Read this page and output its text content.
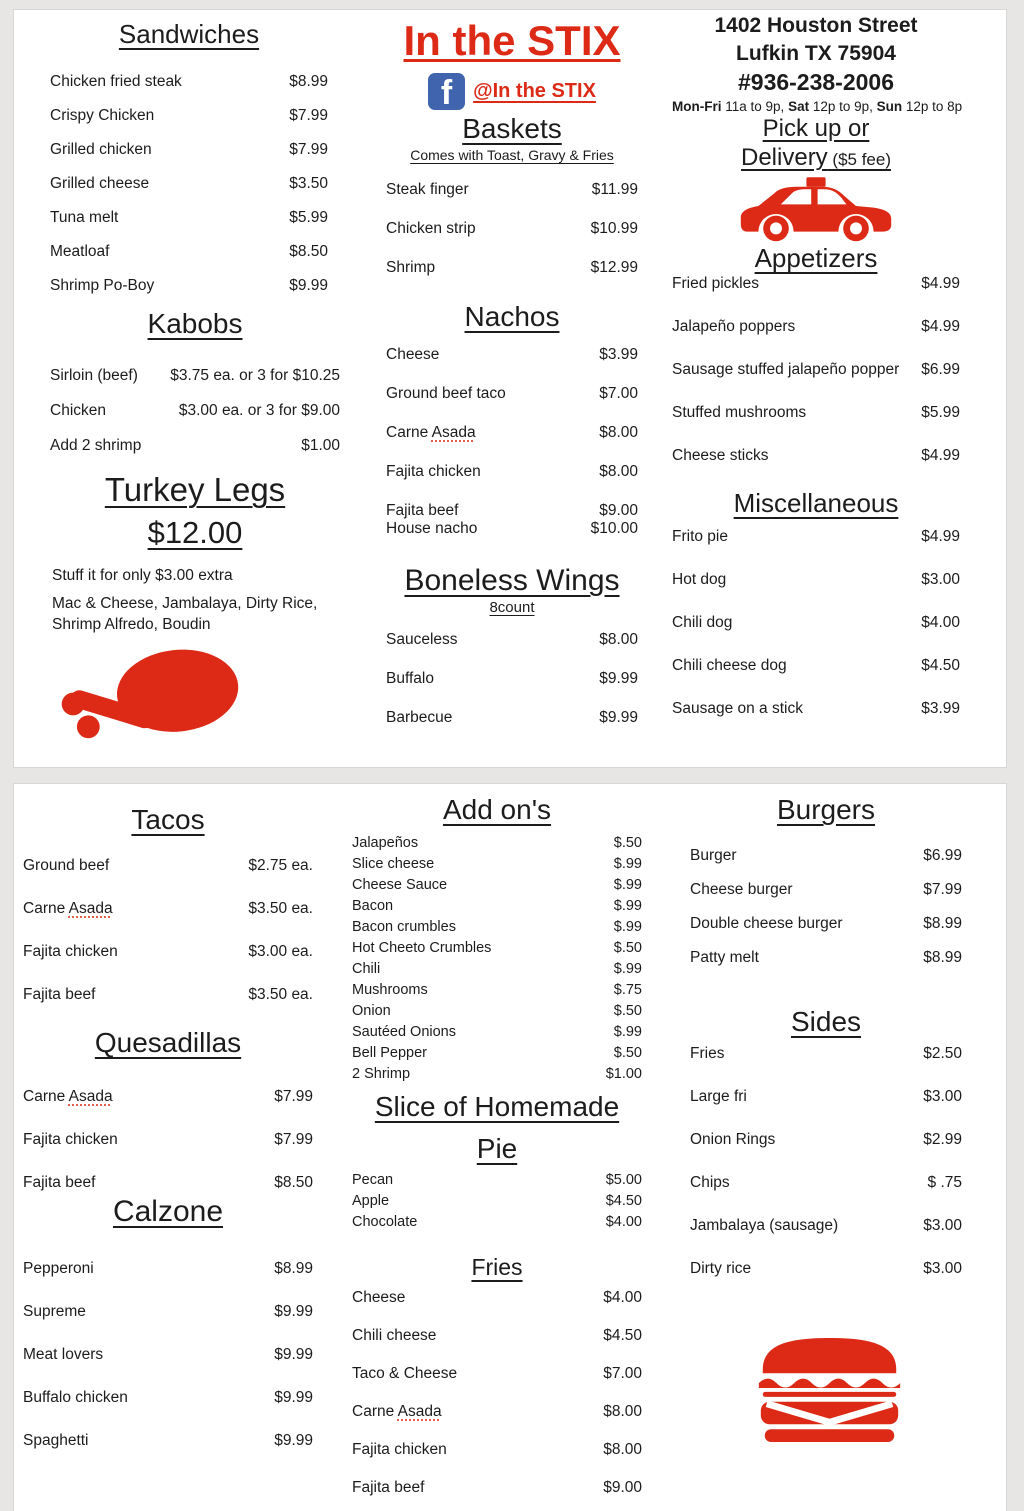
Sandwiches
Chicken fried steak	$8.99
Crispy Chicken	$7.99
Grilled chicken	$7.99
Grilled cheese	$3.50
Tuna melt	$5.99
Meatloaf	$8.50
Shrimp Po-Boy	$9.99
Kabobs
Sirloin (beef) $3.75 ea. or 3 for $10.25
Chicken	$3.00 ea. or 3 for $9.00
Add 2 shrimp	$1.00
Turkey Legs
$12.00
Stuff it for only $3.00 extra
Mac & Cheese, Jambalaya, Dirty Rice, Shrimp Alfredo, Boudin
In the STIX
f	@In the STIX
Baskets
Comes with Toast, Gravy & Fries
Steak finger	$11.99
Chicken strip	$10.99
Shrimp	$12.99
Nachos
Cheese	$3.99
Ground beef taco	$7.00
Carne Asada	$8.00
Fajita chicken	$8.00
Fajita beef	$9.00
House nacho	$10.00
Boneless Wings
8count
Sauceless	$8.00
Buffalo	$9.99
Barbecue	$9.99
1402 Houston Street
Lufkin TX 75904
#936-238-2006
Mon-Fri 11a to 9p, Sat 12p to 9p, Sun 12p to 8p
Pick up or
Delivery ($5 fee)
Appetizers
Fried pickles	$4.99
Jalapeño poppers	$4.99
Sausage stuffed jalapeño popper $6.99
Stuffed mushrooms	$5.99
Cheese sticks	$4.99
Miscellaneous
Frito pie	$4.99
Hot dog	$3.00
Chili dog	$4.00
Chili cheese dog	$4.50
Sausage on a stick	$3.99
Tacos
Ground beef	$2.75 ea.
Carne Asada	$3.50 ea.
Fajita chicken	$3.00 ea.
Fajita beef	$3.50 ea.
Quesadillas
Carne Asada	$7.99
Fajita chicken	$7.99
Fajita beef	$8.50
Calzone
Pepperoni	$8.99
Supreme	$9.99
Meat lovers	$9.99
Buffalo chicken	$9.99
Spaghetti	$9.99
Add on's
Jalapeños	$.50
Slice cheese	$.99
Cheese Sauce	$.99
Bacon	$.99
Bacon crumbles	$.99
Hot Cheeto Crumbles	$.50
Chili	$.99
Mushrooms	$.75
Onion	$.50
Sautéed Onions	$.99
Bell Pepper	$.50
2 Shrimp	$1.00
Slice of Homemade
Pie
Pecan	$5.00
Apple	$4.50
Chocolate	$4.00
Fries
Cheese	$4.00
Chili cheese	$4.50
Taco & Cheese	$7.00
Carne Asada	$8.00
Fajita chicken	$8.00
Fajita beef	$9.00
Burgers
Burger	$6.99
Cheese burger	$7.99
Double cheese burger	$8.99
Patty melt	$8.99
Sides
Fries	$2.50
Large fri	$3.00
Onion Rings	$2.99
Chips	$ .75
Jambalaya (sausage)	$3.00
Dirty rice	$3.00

Goal
Copy out all lines from the material above that contain the string "Fries".

Reply
Comes with Toast, Gravy & Fries
Fries
Fries	$2.50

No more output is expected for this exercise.